§ **PROBLEM STATEMENT**
Note how many lines hold "object" and report that number by itself.
━━━━━ EXERCISE DATA
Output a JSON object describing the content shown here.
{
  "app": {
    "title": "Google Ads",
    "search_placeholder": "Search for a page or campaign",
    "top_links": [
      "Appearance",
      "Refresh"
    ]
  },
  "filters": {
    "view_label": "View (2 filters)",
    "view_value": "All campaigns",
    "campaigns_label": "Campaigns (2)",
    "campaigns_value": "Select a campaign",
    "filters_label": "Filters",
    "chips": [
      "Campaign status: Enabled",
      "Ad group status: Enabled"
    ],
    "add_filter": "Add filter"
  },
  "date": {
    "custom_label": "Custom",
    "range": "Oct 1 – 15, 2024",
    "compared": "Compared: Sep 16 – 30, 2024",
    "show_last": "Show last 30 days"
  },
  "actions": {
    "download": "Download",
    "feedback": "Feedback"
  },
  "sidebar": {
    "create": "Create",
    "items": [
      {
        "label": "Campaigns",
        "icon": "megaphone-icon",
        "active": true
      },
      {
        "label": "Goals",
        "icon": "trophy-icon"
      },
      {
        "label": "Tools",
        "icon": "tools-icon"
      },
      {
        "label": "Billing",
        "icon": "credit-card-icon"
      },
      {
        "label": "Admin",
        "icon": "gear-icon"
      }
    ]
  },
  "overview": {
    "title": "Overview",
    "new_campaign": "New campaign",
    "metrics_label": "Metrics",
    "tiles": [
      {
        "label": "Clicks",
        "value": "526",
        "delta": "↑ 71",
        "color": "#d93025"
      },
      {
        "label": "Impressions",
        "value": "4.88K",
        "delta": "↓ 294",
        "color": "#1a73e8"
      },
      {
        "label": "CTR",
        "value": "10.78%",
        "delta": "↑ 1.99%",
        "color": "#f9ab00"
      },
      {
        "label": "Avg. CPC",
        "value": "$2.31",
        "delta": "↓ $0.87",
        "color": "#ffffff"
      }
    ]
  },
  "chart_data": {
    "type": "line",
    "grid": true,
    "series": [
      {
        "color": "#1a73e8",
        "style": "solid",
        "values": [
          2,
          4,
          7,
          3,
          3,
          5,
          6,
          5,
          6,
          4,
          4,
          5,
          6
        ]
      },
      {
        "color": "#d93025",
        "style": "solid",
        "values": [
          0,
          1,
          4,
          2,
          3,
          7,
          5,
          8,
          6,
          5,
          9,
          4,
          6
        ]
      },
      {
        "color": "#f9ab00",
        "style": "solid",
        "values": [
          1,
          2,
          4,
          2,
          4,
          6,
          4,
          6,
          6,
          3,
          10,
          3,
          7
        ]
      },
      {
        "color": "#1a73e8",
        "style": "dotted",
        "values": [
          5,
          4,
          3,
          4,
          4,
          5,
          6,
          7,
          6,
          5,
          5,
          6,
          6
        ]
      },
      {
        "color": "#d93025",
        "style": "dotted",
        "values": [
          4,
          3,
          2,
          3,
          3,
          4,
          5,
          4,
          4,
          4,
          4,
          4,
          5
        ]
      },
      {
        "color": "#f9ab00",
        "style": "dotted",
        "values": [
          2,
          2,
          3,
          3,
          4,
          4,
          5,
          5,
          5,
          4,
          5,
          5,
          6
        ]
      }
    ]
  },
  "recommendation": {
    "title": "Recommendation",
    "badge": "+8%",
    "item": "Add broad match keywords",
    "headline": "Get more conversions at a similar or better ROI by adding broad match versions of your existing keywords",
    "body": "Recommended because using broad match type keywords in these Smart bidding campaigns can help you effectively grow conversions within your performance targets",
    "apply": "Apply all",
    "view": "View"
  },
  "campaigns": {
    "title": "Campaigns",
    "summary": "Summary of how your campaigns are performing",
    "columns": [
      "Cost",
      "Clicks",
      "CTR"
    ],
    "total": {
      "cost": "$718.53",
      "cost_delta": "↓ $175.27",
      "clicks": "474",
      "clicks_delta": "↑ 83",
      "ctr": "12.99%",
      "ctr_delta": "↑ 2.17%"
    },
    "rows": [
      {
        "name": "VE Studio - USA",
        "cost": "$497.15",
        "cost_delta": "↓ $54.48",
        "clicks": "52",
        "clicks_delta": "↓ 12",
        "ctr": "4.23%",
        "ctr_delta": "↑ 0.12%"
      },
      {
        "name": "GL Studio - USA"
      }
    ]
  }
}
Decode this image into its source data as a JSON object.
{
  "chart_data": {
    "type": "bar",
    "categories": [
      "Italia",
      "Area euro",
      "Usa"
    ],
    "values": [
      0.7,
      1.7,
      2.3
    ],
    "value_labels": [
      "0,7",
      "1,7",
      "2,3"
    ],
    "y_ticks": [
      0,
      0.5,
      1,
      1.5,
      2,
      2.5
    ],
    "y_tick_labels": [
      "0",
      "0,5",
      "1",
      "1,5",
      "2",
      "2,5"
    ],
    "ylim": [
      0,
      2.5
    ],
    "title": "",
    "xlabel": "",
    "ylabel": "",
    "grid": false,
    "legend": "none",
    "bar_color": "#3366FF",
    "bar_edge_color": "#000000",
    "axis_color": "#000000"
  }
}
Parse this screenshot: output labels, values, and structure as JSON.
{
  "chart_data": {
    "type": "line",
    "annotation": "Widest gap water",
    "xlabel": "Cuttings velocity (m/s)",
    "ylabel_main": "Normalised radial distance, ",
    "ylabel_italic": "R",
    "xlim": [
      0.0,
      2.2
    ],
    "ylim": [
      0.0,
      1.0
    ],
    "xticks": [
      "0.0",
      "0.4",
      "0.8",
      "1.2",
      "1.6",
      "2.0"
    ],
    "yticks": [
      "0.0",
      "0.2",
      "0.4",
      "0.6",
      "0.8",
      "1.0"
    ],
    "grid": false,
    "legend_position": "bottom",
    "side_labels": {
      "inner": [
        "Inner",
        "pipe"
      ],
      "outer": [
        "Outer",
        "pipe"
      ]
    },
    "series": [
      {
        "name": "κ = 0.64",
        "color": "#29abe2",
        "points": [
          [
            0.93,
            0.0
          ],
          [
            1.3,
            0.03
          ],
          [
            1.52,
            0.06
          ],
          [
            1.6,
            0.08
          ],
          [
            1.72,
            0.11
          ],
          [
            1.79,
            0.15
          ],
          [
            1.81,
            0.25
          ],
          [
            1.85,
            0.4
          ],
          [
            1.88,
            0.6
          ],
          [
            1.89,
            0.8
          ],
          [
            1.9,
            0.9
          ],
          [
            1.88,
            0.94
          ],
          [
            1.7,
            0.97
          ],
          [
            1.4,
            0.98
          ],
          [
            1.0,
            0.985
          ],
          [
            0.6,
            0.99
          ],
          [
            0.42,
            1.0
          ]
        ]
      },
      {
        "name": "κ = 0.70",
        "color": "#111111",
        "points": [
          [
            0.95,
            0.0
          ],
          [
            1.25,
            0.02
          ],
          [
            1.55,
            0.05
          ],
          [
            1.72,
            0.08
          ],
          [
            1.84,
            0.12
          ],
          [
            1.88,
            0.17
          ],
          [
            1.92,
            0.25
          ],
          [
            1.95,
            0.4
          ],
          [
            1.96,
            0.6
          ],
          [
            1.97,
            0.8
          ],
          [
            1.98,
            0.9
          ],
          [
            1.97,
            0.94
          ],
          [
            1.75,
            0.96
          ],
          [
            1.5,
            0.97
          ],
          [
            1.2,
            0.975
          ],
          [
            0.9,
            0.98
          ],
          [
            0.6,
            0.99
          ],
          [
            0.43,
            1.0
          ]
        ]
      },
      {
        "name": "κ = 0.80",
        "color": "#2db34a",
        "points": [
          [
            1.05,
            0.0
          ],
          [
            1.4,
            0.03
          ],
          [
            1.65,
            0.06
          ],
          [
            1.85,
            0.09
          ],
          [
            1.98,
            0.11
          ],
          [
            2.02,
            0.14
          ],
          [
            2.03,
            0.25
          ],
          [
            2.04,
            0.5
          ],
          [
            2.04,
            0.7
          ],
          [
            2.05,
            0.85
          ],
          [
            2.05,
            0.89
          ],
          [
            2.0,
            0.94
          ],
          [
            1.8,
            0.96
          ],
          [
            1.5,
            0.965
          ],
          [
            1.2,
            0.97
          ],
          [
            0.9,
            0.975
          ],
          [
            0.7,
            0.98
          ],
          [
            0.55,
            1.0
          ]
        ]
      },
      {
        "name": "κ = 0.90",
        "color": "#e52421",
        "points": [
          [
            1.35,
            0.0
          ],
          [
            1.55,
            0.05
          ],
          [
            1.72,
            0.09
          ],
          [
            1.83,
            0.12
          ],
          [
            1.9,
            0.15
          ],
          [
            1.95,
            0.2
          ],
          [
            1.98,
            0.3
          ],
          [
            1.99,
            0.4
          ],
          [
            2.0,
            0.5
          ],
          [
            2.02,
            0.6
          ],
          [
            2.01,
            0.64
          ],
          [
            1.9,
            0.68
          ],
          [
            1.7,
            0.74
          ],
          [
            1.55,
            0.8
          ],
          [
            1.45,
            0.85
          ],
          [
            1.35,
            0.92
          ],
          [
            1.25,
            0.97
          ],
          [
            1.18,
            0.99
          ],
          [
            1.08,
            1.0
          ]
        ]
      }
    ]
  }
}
━━━━━━━━━━
§ **TASK OUTPUT**
2